### Aim
Every record below should be printed exactly as it appears.
start
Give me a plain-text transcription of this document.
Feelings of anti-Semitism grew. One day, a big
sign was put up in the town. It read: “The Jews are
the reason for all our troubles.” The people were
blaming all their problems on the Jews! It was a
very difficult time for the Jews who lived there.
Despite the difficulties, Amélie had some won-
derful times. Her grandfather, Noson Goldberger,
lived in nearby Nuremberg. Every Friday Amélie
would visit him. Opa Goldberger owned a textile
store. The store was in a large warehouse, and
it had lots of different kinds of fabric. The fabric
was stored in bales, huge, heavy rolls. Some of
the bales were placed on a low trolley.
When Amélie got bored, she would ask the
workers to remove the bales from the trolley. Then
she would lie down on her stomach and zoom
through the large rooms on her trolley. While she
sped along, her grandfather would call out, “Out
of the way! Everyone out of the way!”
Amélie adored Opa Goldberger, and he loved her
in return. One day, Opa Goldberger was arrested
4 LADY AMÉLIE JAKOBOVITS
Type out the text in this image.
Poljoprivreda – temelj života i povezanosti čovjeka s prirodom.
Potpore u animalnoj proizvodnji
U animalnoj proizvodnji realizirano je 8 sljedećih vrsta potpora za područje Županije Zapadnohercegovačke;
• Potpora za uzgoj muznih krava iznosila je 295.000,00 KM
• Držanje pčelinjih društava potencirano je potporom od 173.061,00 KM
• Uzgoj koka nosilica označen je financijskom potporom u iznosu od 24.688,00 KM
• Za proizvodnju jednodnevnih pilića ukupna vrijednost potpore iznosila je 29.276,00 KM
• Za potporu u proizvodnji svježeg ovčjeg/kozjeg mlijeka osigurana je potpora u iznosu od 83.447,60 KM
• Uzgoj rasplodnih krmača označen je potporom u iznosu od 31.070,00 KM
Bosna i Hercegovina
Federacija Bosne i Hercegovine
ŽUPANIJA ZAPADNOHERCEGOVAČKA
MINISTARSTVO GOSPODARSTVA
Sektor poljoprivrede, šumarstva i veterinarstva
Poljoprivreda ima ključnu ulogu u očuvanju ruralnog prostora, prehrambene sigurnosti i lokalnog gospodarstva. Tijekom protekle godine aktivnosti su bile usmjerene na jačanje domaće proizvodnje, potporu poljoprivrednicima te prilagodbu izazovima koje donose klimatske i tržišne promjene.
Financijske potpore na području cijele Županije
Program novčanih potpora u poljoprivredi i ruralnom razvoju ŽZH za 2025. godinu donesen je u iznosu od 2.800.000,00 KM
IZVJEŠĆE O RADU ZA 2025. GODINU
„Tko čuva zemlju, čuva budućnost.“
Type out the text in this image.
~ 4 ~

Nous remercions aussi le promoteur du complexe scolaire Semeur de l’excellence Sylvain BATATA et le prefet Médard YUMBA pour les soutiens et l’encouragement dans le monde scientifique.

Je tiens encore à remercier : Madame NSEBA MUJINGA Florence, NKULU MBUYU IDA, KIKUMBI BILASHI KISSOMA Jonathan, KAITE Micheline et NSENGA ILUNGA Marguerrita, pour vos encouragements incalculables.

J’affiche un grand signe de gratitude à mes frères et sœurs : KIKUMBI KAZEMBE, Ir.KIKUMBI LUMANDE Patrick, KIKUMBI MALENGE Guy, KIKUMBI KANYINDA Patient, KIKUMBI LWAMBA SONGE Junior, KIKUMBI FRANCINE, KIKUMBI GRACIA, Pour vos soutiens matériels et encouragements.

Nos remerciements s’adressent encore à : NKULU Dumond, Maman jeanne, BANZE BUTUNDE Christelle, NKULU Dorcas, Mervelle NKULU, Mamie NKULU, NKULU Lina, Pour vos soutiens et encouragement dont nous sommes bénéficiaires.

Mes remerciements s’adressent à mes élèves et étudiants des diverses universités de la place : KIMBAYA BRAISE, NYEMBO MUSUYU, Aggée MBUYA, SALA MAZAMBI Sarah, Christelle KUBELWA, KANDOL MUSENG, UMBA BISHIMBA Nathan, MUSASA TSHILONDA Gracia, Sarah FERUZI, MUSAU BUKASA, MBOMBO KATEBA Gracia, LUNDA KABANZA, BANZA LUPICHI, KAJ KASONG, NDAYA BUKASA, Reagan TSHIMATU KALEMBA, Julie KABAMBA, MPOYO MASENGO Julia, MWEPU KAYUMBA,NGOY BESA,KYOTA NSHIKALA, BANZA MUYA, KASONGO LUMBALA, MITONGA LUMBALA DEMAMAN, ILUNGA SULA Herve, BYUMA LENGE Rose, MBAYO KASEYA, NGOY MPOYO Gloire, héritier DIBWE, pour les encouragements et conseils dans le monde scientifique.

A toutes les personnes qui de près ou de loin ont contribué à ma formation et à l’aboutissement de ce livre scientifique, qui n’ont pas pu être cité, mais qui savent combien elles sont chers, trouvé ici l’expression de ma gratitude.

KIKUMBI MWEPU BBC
end
### Completed exercise
Give me a plain-text transcription of this document.
Feelings of anti-Semitism grew. One day, a big
sign was put up in the town. It read: “The Jews are
the reason for all our troubles.” The people were
blaming all their problems on the Jews! It was a
very difficult time for the Jews who lived there.
Despite the difficulties, Amélie had some won-
derful times. Her grandfather, Noson Goldberger,
lived in nearby Nuremberg. Every Friday Amélie
would visit him. Opa Goldberger owned a textile
store. The store was in a large warehouse, and
it had lots of different kinds of fabric. The fabric
was stored in bales, huge, heavy rolls. Some of
the bales were placed on a low trolley.
When Amélie got bored, she would ask the
workers to remove the bales from the trolley. Then
she would lie down on her stomach and zoom
through the large rooms on her trolley. While she
sped along, her grandfather would call out, “Out
of the way! Everyone out of the way!”
Amélie adored Opa Goldberger, and he loved her
in return. One day, Opa Goldberger was arrested
4 LADY AMÉLIE JAKOBOVITS
Type out the text in this image.
Poljoprivreda – temelj života i povezanosti čovjeka s prirodom.
Potpore u animalnoj proizvodnji
U animalnoj proizvodnji realizirano je 8 sljedećih vrsta potpora za područje Županije Zapadnohercegovačke;
• Potpora za uzgoj muznih krava iznosila je 295.000,00 KM
• Držanje pčelinjih društava potencirano je potporom od 173.061,00 KM
• Uzgoj koka nosilica označen je financijskom potporom u iznosu od 24.688,00 KM
• Za proizvodnju jednodnevnih pilića ukupna vrijednost potpore iznosila je 29.276,00 KM
• Za potporu u proizvodnji svježeg ovčjeg/kozjeg mlijeka osigurana je potpora u iznosu od 83.447,60 KM
• Uzgoj rasplodnih krmača označen je potporom u iznosu od 31.070,00 KM
Bosna i Hercegovina
Federacija Bosne i Hercegovine
ŽUPANIJA ZAPADNOHERCEGOVAČKA
MINISTARSTVO GOSPODARSTVA
Sektor poljoprivrede, šumarstva i veterinarstva
Poljoprivreda ima ključnu ulogu u očuvanju ruralnog prostora, prehrambene sigurnosti i lokalnog gospodarstva. Tijekom protekle godine aktivnosti su bile usmjerene na jačanje domaće proizvodnje, potporu poljoprivrednicima te prilagodbu izazovima koje donose klimatske i tržišne promjene.
Financijske potpore na području cijele Županije
Program novčanih potpora u poljoprivredi i ruralnom razvoju ŽZH za 2025. godinu donesen je u iznosu od 2.800.000,00 KM
IZVJEŠĆE O RADU ZA 2025. GODINU
„Tko čuva zemlju, čuva budućnost.“
Type out the text in this image.
~ 4 ~

Nous remercions aussi le promoteur du complexe scolaire Semeur de l’excellence Sylvain BATATA et le prefet Médard YUMBA pour les soutiens et l’encouragement dans le monde scientifique.

Je tiens encore à remercier : Madame NSEBA MUJINGA Florence, NKULU MBUYU IDA, KIKUMBI BILASHI KISSOMA Jonathan, KAITE Micheline et NSENGA ILUNGA Marguerrita, pour vos encouragements incalculables.

J’affiche un grand signe de gratitude à mes frères et sœurs : KIKUMBI KAZEMBE, Ir.KIKUMBI LUMANDE Patrick, KIKUMBI MALENGE Guy, KIKUMBI KANYINDA Patient, KIKUMBI LWAMBA SONGE Junior, KIKUMBI FRANCINE, KIKUMBI GRACIA, Pour vos soutiens matériels et encouragements.

Nos remerciements s’adressent encore à : NKULU Dumond, Maman jeanne, BANZE BUTUNDE Christelle, NKULU Dorcas, Mervelle NKULU, Mamie NKULU, NKULU Lina, Pour vos soutiens et encouragement dont nous sommes bénéficiaires.

Mes remerciements s’adressent à mes élèves et étudiants des diverses universités de la place : KIMBAYA BRAISE, NYEMBO MUSUYU, Aggée MBUYA, SALA MAZAMBI Sarah, Christelle KUBELWA, KANDOL MUSENG, UMBA BISHIMBA Nathan, MUSASA TSHILONDA Gracia, Sarah FERUZI, MUSAU BUKASA, MBOMBO KATEBA Gracia, LUNDA KABANZA, BANZA LUPICHI, KAJ KASONG, NDAYA BUKASA, Reagan TSHIMATU KALEMBA, Julie KABAMBA, MPOYO MASENGO Julia, MWEPU KAYUMBA,NGOY BESA,KYOTA NSHIKALA, BANZA MUYA, KASONGO LUMBALA, MITONGA LUMBALA DEMAMAN, ILUNGA SULA Herve, BYUMA LENGE Rose, MBAYO KASEYA, NGOY MPOYO Gloire, héritier DIBWE, pour les encouragements et conseils dans le monde scientifique.

A toutes les personnes qui de près ou de loin ont contribué à ma formation et à l’aboutissement de ce livre scientifique, qui n’ont pas pu être cité, mais qui savent combien elles sont chers, trouvé ici l’expression de ma gratitude.

KIKUMBI MWEPU BBC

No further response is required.